| EXCERPTED DATA |
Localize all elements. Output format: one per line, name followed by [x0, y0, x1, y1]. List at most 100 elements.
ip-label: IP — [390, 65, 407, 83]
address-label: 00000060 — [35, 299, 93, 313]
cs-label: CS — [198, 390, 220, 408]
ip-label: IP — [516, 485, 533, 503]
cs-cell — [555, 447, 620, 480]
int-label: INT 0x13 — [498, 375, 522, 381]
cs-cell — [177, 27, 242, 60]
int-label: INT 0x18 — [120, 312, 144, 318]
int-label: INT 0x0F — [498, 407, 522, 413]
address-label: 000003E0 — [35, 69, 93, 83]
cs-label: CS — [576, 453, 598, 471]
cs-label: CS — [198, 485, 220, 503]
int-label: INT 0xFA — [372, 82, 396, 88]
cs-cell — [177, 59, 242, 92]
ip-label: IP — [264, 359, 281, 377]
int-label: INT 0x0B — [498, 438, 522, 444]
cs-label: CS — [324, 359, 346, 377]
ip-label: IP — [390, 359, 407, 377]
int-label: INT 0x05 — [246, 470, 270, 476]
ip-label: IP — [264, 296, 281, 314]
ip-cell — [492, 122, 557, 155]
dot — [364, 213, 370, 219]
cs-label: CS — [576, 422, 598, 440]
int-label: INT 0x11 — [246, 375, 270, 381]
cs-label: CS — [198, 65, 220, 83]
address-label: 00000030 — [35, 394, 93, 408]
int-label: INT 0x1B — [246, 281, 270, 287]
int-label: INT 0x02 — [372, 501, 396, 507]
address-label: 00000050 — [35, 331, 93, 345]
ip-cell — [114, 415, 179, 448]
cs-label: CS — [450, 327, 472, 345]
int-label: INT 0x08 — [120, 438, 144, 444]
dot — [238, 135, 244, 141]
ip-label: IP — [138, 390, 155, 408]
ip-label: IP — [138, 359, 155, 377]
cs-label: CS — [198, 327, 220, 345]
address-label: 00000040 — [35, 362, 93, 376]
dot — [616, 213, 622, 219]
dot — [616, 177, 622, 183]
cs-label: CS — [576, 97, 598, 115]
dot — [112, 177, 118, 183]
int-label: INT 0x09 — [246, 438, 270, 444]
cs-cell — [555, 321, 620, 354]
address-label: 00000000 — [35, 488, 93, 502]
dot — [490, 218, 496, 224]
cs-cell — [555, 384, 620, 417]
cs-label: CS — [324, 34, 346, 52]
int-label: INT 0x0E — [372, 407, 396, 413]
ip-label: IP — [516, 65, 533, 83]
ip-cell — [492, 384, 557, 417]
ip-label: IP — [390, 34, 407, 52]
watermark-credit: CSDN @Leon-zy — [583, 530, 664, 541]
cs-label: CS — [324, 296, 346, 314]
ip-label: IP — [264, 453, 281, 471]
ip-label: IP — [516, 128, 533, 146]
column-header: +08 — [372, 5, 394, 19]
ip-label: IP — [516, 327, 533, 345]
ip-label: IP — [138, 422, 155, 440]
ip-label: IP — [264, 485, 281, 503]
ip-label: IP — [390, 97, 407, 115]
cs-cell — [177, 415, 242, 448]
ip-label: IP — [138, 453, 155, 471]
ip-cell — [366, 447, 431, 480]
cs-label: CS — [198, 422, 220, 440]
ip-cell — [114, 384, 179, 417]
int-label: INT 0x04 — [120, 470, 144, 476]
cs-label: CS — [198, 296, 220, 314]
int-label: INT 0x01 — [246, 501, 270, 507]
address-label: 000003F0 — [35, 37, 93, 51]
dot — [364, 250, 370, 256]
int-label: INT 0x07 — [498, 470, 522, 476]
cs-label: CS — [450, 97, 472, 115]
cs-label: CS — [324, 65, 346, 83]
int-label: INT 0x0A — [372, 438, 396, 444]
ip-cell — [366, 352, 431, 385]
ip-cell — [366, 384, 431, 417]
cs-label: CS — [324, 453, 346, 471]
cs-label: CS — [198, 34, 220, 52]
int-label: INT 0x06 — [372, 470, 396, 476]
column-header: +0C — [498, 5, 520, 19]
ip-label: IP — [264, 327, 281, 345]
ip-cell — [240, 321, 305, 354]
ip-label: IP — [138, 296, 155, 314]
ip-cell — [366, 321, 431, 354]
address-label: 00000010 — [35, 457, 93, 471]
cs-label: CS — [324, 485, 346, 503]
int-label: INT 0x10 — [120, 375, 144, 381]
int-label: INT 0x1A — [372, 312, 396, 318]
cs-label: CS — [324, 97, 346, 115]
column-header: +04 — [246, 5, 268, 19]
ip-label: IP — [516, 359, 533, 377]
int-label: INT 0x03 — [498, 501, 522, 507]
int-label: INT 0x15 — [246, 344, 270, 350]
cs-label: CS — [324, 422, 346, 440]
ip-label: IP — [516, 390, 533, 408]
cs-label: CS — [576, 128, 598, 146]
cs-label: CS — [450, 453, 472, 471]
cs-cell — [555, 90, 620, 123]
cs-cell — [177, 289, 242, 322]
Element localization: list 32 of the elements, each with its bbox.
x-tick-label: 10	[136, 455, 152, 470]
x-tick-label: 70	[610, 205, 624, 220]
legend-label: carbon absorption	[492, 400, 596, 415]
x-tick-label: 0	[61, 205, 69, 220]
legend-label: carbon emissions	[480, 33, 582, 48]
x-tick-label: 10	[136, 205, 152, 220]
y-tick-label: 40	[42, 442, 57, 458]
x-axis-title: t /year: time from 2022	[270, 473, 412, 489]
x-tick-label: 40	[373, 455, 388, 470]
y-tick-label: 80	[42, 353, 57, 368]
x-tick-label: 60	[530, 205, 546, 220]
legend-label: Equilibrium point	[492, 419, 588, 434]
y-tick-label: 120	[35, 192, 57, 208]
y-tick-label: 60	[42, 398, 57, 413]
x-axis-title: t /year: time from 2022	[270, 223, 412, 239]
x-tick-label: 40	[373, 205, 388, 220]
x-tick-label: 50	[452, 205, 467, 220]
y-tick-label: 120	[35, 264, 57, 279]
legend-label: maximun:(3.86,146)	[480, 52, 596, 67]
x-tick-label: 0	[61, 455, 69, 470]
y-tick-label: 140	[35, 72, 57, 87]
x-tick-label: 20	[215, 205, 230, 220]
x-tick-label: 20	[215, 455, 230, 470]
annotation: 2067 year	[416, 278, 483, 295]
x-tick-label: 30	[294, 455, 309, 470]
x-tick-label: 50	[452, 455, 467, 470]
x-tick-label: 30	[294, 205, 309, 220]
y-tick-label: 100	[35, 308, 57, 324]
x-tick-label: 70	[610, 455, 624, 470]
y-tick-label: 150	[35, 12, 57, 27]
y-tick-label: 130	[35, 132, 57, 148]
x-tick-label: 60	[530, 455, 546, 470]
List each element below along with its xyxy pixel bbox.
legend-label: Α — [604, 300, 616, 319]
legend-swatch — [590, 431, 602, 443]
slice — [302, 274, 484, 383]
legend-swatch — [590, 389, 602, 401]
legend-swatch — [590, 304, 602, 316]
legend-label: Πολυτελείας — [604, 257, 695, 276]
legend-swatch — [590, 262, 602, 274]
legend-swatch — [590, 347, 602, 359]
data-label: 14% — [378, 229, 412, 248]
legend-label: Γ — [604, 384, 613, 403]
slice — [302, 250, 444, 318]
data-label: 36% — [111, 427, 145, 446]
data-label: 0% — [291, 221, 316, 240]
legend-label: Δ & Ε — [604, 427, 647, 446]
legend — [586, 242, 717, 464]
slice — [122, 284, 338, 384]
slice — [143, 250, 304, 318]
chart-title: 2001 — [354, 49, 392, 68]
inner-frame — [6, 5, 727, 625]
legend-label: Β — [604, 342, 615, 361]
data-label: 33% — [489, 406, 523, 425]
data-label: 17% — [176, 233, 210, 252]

| WHAT IS NEEDED |
Reproduce verbatim the stretch from the start of the records through the line containing "int-label: INT 0x18 — [120, 312, 144, 318]", including both ends.

| FULL OUTPUT |
Localize all elements. Output format: one per line, name followed by [x0, y0, x1, y1]. List at most 100 elements.
ip-label: IP — [390, 65, 407, 83]
address-label: 00000060 — [35, 299, 93, 313]
cs-label: CS — [198, 390, 220, 408]
ip-label: IP — [516, 485, 533, 503]
cs-cell — [555, 447, 620, 480]
int-label: INT 0x13 — [498, 375, 522, 381]
cs-cell — [177, 27, 242, 60]
int-label: INT 0x18 — [120, 312, 144, 318]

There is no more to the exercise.